(Item position entries)
— Begin —
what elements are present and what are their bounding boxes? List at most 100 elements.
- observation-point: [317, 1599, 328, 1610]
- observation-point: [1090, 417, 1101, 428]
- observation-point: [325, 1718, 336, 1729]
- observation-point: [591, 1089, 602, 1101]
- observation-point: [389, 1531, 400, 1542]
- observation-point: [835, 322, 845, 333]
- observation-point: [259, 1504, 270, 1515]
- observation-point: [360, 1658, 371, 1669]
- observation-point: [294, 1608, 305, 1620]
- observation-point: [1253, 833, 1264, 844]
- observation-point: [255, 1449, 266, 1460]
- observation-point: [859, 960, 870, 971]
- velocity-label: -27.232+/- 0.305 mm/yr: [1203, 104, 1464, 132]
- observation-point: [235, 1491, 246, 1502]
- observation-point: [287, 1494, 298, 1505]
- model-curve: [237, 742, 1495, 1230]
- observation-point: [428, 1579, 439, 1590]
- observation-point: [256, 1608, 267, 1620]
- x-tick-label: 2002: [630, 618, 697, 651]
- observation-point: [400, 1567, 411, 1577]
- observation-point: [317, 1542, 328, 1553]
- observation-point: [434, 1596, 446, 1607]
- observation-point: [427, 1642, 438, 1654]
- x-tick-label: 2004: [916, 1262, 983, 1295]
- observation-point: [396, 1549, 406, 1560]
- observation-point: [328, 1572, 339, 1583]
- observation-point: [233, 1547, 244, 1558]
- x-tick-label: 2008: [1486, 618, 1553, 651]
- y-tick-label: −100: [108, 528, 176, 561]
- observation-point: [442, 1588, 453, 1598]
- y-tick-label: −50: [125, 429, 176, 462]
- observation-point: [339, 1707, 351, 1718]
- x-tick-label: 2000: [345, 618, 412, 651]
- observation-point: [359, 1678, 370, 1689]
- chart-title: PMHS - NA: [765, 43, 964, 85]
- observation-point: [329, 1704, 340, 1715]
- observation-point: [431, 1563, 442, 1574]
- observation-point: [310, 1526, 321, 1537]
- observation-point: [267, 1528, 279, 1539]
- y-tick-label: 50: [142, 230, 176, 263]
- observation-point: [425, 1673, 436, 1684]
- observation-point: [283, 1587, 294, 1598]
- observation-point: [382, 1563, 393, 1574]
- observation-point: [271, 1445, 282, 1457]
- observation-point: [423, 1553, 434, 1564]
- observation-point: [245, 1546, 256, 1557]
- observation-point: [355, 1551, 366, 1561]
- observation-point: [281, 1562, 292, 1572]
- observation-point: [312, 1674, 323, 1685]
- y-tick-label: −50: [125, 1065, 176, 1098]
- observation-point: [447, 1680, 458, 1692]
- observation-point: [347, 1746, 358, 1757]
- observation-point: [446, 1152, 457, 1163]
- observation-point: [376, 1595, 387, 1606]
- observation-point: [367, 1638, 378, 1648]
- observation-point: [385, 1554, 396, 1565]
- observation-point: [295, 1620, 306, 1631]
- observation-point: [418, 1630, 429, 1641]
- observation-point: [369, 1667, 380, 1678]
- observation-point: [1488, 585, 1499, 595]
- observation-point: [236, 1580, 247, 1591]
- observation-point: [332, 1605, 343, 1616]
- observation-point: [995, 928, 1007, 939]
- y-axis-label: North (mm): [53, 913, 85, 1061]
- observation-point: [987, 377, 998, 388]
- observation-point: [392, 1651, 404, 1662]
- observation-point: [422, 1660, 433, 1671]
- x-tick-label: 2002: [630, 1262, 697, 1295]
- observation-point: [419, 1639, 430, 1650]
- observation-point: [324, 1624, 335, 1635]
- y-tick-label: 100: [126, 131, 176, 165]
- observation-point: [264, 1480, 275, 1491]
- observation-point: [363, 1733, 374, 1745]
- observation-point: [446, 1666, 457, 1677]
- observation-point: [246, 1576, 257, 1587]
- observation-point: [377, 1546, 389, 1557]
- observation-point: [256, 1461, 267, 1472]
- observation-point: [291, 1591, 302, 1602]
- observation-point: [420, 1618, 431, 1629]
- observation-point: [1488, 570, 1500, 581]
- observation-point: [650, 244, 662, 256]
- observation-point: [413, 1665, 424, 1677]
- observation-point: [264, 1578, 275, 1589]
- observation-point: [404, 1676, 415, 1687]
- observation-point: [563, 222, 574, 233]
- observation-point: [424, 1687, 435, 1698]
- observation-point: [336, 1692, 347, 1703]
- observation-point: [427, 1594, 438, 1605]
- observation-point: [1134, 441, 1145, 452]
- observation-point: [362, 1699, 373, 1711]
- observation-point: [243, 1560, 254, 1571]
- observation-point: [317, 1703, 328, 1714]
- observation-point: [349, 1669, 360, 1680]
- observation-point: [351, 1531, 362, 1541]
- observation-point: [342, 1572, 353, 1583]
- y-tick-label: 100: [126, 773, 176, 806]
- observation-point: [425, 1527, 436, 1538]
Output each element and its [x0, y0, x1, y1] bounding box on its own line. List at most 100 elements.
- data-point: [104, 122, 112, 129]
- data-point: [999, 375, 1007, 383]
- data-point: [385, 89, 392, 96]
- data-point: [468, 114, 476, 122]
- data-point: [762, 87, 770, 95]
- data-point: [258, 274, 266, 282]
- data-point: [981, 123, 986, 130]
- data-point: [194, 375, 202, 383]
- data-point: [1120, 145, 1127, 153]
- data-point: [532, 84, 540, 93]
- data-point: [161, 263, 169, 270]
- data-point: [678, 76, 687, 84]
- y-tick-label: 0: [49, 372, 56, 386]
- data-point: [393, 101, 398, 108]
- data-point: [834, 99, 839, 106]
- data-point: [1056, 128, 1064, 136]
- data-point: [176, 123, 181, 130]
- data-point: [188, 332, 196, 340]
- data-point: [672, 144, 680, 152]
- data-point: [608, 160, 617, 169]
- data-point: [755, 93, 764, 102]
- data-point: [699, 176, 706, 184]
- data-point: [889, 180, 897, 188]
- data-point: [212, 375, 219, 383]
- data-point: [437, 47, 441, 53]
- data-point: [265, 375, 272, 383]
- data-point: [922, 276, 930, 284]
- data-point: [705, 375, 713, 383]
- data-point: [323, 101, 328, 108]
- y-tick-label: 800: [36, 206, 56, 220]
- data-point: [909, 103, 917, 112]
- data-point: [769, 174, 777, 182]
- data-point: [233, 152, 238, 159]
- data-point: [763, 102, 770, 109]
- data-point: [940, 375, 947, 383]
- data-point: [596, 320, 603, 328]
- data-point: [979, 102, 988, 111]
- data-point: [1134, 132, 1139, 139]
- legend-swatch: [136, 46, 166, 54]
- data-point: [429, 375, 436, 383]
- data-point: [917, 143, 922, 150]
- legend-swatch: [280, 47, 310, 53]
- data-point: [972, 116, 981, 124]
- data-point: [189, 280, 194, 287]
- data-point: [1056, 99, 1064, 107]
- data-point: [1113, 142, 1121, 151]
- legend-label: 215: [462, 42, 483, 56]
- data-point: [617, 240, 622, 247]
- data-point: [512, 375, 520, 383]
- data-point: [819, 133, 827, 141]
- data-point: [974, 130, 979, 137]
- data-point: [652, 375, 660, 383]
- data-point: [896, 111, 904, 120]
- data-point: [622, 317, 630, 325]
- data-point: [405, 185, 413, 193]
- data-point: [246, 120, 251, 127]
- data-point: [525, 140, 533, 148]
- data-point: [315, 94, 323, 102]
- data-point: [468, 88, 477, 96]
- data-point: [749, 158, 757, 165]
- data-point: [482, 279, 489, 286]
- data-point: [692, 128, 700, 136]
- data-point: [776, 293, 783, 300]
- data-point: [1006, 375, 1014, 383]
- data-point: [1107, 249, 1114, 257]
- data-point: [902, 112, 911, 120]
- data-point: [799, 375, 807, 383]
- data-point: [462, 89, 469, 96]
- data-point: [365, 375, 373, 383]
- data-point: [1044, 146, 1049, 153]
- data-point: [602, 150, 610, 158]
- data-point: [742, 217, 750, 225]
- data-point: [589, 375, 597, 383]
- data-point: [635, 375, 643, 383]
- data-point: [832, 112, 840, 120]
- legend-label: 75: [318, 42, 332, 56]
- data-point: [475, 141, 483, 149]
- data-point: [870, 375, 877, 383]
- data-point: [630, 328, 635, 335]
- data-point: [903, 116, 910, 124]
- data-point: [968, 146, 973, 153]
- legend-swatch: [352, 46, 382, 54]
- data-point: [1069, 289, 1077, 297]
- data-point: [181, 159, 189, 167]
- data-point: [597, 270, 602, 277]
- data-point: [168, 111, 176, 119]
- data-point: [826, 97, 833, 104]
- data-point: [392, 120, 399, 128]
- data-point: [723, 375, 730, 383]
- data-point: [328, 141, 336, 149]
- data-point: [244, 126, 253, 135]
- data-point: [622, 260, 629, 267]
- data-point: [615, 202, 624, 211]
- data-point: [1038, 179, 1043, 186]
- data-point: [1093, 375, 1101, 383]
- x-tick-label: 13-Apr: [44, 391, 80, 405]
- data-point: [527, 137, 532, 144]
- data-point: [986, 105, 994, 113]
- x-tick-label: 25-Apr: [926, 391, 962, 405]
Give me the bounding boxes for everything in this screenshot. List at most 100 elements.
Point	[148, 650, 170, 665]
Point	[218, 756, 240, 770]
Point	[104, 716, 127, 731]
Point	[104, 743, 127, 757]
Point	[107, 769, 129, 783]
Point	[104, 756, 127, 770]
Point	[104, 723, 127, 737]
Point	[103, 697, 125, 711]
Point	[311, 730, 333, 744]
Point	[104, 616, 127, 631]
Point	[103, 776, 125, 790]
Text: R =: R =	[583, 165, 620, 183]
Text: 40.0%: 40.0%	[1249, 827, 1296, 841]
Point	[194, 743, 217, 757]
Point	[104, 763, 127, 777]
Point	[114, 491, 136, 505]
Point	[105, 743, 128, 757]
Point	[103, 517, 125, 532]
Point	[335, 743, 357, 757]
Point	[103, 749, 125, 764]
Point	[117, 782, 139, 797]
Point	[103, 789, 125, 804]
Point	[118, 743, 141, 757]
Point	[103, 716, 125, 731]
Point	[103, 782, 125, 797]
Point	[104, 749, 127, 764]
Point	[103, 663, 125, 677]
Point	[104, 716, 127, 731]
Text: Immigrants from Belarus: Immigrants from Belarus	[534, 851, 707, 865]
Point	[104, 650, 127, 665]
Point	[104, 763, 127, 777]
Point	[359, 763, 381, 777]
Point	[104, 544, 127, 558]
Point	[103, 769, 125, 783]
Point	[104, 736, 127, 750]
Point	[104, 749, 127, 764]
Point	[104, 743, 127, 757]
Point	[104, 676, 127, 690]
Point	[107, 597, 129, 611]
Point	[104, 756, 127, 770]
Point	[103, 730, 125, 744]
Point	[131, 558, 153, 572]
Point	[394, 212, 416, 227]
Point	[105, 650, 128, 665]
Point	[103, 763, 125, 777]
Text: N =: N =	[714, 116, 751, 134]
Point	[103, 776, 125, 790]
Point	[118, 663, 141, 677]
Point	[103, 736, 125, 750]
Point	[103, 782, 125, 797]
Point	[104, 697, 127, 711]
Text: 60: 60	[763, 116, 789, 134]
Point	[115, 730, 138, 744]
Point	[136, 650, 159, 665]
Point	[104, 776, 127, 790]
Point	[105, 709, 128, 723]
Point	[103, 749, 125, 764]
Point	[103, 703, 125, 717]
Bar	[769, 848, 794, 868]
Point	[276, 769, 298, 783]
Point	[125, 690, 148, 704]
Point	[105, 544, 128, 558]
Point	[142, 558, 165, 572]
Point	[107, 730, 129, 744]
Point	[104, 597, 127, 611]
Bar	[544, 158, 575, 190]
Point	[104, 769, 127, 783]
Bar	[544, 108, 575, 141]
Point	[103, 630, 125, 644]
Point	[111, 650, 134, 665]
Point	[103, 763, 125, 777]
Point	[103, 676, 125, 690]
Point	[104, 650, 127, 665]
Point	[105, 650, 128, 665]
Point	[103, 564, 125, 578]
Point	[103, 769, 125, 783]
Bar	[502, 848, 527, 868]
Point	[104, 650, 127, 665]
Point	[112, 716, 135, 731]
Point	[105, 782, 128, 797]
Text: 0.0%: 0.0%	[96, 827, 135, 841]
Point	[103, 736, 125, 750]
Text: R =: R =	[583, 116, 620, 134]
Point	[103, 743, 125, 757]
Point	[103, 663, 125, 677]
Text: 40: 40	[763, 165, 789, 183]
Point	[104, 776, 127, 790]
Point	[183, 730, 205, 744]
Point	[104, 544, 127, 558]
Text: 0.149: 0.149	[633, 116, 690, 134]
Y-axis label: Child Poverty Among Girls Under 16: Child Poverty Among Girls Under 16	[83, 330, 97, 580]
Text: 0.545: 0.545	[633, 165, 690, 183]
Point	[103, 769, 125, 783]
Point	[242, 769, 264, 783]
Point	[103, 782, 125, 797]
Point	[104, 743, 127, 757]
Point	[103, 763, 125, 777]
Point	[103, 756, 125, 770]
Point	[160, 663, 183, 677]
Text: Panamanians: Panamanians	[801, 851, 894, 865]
— End —
Short problem:
Transcribe the entries from the very start through the line containing "- observation-point: [396, 1549, 406, 1560]", with that line included, and reproduce each line unchanged.

Response to the exercise:
what elements are present and what are their bounding boxes? List at most 100 elements.
- observation-point: [317, 1599, 328, 1610]
- observation-point: [1090, 417, 1101, 428]
- observation-point: [325, 1718, 336, 1729]
- observation-point: [591, 1089, 602, 1101]
- observation-point: [389, 1531, 400, 1542]
- observation-point: [835, 322, 845, 333]
- observation-point: [259, 1504, 270, 1515]
- observation-point: [360, 1658, 371, 1669]
- observation-point: [294, 1608, 305, 1620]
- observation-point: [1253, 833, 1264, 844]
- observation-point: [255, 1449, 266, 1460]
- observation-point: [859, 960, 870, 971]
- velocity-label: -27.232+/- 0.305 mm/yr: [1203, 104, 1464, 132]
- observation-point: [235, 1491, 246, 1502]
- observation-point: [287, 1494, 298, 1505]
- model-curve: [237, 742, 1495, 1230]
- observation-point: [428, 1579, 439, 1590]
- observation-point: [256, 1608, 267, 1620]
- x-tick-label: 2002: [630, 618, 697, 651]
- observation-point: [400, 1567, 411, 1577]
- observation-point: [317, 1542, 328, 1553]
- observation-point: [434, 1596, 446, 1607]
- observation-point: [427, 1642, 438, 1654]
- x-tick-label: 2004: [916, 1262, 983, 1295]
- observation-point: [396, 1549, 406, 1560]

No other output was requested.